- _What the exercise asks_: Copy out every line exactly as given.

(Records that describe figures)
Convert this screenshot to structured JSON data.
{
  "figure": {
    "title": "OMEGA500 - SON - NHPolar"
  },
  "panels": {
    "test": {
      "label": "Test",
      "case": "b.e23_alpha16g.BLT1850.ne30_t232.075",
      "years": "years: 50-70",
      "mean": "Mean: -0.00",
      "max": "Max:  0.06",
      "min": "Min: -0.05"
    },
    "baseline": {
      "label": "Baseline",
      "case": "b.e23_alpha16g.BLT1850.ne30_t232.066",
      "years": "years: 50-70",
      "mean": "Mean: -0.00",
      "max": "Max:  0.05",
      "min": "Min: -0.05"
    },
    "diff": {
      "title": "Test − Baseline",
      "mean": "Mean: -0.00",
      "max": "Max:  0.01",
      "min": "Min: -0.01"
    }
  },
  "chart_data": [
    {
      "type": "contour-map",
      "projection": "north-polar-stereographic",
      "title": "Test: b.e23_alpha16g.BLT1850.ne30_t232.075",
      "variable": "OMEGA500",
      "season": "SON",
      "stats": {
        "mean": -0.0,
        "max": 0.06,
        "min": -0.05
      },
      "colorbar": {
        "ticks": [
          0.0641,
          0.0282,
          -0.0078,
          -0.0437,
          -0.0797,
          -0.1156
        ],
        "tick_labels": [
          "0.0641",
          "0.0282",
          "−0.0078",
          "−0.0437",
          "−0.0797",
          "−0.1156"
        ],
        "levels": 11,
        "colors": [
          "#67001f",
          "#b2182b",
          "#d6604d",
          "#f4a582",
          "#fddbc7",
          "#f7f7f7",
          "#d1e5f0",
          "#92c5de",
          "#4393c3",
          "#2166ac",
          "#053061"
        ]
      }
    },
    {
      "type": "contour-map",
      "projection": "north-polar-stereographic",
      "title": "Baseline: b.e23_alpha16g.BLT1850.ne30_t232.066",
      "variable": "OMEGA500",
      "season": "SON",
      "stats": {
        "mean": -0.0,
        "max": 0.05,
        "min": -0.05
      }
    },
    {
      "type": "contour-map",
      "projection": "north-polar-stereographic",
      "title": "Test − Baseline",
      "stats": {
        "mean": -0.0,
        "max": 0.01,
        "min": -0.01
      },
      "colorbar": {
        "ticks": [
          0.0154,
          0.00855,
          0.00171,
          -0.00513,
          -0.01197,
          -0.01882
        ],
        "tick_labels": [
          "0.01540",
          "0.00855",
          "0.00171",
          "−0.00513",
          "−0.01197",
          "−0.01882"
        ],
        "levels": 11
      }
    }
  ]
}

- _The result_:
Convert this screenshot to structured JSON data.
{
  "figure": {
    "title": "OMEGA500 - SON - NHPolar"
  },
  "panels": {
    "test": {
      "label": "Test",
      "case": "b.e23_alpha16g.BLT1850.ne30_t232.075",
      "years": "years: 50-70",
      "mean": "Mean: -0.00",
      "max": "Max:  0.06",
      "min": "Min: -0.05"
    },
    "baseline": {
      "label": "Baseline",
      "case": "b.e23_alpha16g.BLT1850.ne30_t232.066",
      "years": "years: 50-70",
      "mean": "Mean: -0.00",
      "max": "Max:  0.05",
      "min": "Min: -0.05"
    },
    "diff": {
      "title": "Test − Baseline",
      "mean": "Mean: -0.00",
      "max": "Max:  0.01",
      "min": "Min: -0.01"
    }
  },
  "chart_data": [
    {
      "type": "contour-map",
      "projection": "north-polar-stereographic",
      "title": "Test: b.e23_alpha16g.BLT1850.ne30_t232.075",
      "variable": "OMEGA500",
      "season": "SON",
      "stats": {
        "mean": -0.0,
        "max": 0.06,
        "min": -0.05
      },
      "colorbar": {
        "ticks": [
          0.0641,
          0.0282,
          -0.0078,
          -0.0437,
          -0.0797,
          -0.1156
        ],
        "tick_labels": [
          "0.0641",
          "0.0282",
          "−0.0078",
          "−0.0437",
          "−0.0797",
          "−0.1156"
        ],
        "levels": 11,
        "colors": [
          "#67001f",
          "#b2182b",
          "#d6604d",
          "#f4a582",
          "#fddbc7",
          "#f7f7f7",
          "#d1e5f0",
          "#92c5de",
          "#4393c3",
          "#2166ac",
          "#053061"
        ]
      }
    },
    {
      "type": "contour-map",
      "projection": "north-polar-stereographic",
      "title": "Baseline: b.e23_alpha16g.BLT1850.ne30_t232.066",
      "variable": "OMEGA500",
      "season": "SON",
      "stats": {
        "mean": -0.0,
        "max": 0.05,
        "min": -0.05
      }
    },
    {
      "type": "contour-map",
      "projection": "north-polar-stereographic",
      "title": "Test − Baseline",
      "stats": {
        "mean": -0.0,
        "max": 0.01,
        "min": -0.01
      },
      "colorbar": {
        "ticks": [
          0.0154,
          0.00855,
          0.00171,
          -0.00513,
          -0.01197,
          -0.01882
        ],
        "tick_labels": [
          "0.01540",
          "0.00855",
          "0.00171",
          "−0.00513",
          "−0.01197",
          "−0.01882"
        ],
        "levels": 11
      }
    }
  ]
}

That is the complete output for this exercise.